__Short problem__. Each entry below is to be printed verbatim.

__Data for processing__.
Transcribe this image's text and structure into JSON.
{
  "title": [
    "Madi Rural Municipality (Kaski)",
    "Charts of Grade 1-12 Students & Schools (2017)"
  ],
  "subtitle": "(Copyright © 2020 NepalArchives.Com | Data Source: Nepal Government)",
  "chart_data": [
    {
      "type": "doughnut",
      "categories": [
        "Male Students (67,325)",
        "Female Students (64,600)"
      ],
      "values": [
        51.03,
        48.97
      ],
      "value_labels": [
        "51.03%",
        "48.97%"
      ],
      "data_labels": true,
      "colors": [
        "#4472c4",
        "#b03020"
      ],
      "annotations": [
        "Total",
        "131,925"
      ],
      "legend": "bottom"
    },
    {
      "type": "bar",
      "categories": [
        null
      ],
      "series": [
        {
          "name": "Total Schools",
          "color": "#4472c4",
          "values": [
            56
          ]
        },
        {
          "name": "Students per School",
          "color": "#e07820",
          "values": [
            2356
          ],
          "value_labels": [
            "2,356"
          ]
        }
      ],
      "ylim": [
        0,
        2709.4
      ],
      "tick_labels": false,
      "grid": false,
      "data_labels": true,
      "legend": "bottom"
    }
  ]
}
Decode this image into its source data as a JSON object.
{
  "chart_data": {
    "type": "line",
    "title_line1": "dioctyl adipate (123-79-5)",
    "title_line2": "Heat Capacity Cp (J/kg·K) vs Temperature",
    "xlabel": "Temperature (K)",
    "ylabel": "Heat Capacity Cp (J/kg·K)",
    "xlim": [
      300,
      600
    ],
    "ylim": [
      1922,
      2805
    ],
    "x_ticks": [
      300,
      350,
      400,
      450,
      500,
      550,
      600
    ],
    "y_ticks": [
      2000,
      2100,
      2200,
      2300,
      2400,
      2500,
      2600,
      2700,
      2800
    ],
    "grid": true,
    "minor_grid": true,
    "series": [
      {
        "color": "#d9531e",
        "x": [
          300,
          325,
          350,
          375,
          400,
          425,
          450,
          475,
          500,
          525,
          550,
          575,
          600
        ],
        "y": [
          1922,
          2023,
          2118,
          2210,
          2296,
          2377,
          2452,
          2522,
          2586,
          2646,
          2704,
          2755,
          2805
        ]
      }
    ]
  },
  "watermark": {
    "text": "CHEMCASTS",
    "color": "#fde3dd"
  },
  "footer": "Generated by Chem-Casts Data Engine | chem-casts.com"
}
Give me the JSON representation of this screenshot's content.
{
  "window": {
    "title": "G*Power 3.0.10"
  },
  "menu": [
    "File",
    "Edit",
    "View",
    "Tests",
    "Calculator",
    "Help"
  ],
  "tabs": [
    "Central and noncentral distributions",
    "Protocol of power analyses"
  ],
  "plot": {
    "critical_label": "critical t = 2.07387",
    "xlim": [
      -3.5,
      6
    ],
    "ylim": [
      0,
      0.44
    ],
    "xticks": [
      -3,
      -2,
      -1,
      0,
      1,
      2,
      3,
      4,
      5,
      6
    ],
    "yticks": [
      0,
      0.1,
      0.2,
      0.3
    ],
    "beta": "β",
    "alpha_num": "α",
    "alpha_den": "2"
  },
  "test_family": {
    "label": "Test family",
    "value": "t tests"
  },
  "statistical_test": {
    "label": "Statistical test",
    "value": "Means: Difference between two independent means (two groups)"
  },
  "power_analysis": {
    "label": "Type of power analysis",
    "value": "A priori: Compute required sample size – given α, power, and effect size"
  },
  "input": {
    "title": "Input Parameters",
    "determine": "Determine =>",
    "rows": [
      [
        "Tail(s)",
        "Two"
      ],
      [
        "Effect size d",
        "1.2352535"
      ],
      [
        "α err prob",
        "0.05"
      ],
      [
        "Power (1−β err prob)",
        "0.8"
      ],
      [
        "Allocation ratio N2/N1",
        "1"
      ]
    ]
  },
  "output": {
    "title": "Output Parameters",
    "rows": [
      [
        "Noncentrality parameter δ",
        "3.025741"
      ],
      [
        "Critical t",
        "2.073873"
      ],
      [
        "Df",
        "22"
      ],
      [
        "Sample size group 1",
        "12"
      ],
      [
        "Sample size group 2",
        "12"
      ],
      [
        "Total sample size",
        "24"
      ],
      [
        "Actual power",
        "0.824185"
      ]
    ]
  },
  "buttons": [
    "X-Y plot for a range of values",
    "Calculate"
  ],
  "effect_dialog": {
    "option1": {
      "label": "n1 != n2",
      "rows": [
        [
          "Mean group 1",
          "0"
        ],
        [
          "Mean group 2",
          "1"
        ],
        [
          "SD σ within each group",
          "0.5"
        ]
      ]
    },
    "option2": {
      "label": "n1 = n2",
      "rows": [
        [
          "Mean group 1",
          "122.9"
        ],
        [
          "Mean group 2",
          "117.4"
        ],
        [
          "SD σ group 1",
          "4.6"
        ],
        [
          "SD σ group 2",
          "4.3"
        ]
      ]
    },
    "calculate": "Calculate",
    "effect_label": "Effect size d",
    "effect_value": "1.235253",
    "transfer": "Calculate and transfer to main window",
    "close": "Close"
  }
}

__Output for this task__.
Transcribe this image's text and structure into JSON.
{
  "title": [
    "Madi Rural Municipality (Kaski)",
    "Charts of Grade 1-12 Students & Schools (2017)"
  ],
  "subtitle": "(Copyright © 2020 NepalArchives.Com | Data Source: Nepal Government)",
  "chart_data": [
    {
      "type": "doughnut",
      "categories": [
        "Male Students (67,325)",
        "Female Students (64,600)"
      ],
      "values": [
        51.03,
        48.97
      ],
      "value_labels": [
        "51.03%",
        "48.97%"
      ],
      "data_labels": true,
      "colors": [
        "#4472c4",
        "#b03020"
      ],
      "annotations": [
        "Total",
        "131,925"
      ],
      "legend": "bottom"
    },
    {
      "type": "bar",
      "categories": [
        null
      ],
      "series": [
        {
          "name": "Total Schools",
          "color": "#4472c4",
          "values": [
            56
          ]
        },
        {
          "name": "Students per School",
          "color": "#e07820",
          "values": [
            2356
          ],
          "value_labels": [
            "2,356"
          ]
        }
      ],
      "ylim": [
        0,
        2709.4
      ],
      "tick_labels": false,
      "grid": false,
      "data_labels": true,
      "legend": "bottom"
    }
  ]
}
Decode this image into its source data as a JSON object.
{
  "chart_data": {
    "type": "line",
    "title_line1": "dioctyl adipate (123-79-5)",
    "title_line2": "Heat Capacity Cp (J/kg·K) vs Temperature",
    "xlabel": "Temperature (K)",
    "ylabel": "Heat Capacity Cp (J/kg·K)",
    "xlim": [
      300,
      600
    ],
    "ylim": [
      1922,
      2805
    ],
    "x_ticks": [
      300,
      350,
      400,
      450,
      500,
      550,
      600
    ],
    "y_ticks": [
      2000,
      2100,
      2200,
      2300,
      2400,
      2500,
      2600,
      2700,
      2800
    ],
    "grid": true,
    "minor_grid": true,
    "series": [
      {
        "color": "#d9531e",
        "x": [
          300,
          325,
          350,
          375,
          400,
          425,
          450,
          475,
          500,
          525,
          550,
          575,
          600
        ],
        "y": [
          1922,
          2023,
          2118,
          2210,
          2296,
          2377,
          2452,
          2522,
          2586,
          2646,
          2704,
          2755,
          2805
        ]
      }
    ]
  },
  "watermark": {
    "text": "CHEMCASTS",
    "color": "#fde3dd"
  },
  "footer": "Generated by Chem-Casts Data Engine | chem-casts.com"
}
Give me the JSON representation of this screenshot's content.
{
  "window": {
    "title": "G*Power 3.0.10"
  },
  "menu": [
    "File",
    "Edit",
    "View",
    "Tests",
    "Calculator",
    "Help"
  ],
  "tabs": [
    "Central and noncentral distributions",
    "Protocol of power analyses"
  ],
  "plot": {
    "critical_label": "critical t = 2.07387",
    "xlim": [
      -3.5,
      6
    ],
    "ylim": [
      0,
      0.44
    ],
    "xticks": [
      -3,
      -2,
      -1,
      0,
      1,
      2,
      3,
      4,
      5,
      6
    ],
    "yticks": [
      0,
      0.1,
      0.2,
      0.3
    ],
    "beta": "β",
    "alpha_num": "α",
    "alpha_den": "2"
  },
  "test_family": {
    "label": "Test family",
    "value": "t tests"
  },
  "statistical_test": {
    "label": "Statistical test",
    "value": "Means: Difference between two independent means (two groups)"
  },
  "power_analysis": {
    "label": "Type of power analysis",
    "value": "A priori: Compute required sample size – given α, power, and effect size"
  },
  "input": {
    "title": "Input Parameters",
    "determine": "Determine =>",
    "rows": [
      [
        "Tail(s)",
        "Two"
      ],
      [
        "Effect size d",
        "1.2352535"
      ],
      [
        "α err prob",
        "0.05"
      ],
      [
        "Power (1−β err prob)",
        "0.8"
      ],
      [
        "Allocation ratio N2/N1",
        "1"
      ]
    ]
  },
  "output": {
    "title": "Output Parameters",
    "rows": [
      [
        "Noncentrality parameter δ",
        "3.025741"
      ],
      [
        "Critical t",
        "2.073873"
      ],
      [
        "Df",
        "22"
      ],
      [
        "Sample size group 1",
        "12"
      ],
      [
        "Sample size group 2",
        "12"
      ],
      [
        "Total sample size",
        "24"
      ],
      [
        "Actual power",
        "0.824185"
      ]
    ]
  },
  "buttons": [
    "X-Y plot for a range of values",
    "Calculate"
  ],
  "effect_dialog": {
    "option1": {
      "label": "n1 != n2",
      "rows": [
        [
          "Mean group 1",
          "0"
        ],
        [
          "Mean group 2",
          "1"
        ],
        [
          "SD σ within each group",
          "0.5"
        ]
      ]
    },
    "option2": {
      "label": "n1 = n2",
      "rows": [
        [
          "Mean group 1",
          "122.9"
        ],
        [
          "Mean group 2",
          "117.4"
        ],
        [
          "SD σ group 1",
          "4.6"
        ],
        [
          "SD σ group 2",
          "4.3"
        ]
      ]
    },
    "calculate": "Calculate",
    "effect_label": "Effect size d",
    "effect_value": "1.235253",
    "transfer": "Calculate and transfer to main window",
    "close": "Close"
  }
}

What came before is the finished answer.